— start Provided records —
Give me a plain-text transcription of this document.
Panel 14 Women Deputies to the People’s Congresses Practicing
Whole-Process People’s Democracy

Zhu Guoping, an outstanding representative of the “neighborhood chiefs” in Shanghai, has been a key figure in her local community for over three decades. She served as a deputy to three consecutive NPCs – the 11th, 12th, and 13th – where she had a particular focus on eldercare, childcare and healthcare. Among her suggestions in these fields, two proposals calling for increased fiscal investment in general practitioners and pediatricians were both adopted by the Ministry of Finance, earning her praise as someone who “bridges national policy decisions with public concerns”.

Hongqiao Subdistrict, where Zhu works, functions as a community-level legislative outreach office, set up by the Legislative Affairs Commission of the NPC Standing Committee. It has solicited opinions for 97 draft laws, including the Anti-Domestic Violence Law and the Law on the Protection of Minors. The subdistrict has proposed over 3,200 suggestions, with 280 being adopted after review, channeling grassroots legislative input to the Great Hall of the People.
— end Provided records —
## Short task
Copy all the records above exactly, missing none.

## Solution
Give me a plain-text transcription of this document.
Panel 14 Women Deputies to the People’s Congresses Practicing
Whole-Process People’s Democracy

Zhu Guoping, an outstanding representative of the “neighborhood chiefs” in Shanghai, has been a key figure in her local community for over three decades. She served as a deputy to three consecutive NPCs – the 11th, 12th, and 13th – where she had a particular focus on eldercare, childcare and healthcare. Among her suggestions in these fields, two proposals calling for increased fiscal investment in general practitioners and pediatricians were both adopted by the Ministry of Finance, earning her praise as someone who “bridges national policy decisions with public concerns”.

Hongqiao Subdistrict, where Zhu works, functions as a community-level legislative outreach office, set up by the Legislative Affairs Commission of the NPC Standing Committee. It has solicited opinions for 97 draft laws, including the Anti-Domestic Violence Law and the Law on the Protection of Minors. The subdistrict has proposed over 3,200 suggestions, with 280 being adopted after review, channeling grassroots legislative input to the Great Hall of the People.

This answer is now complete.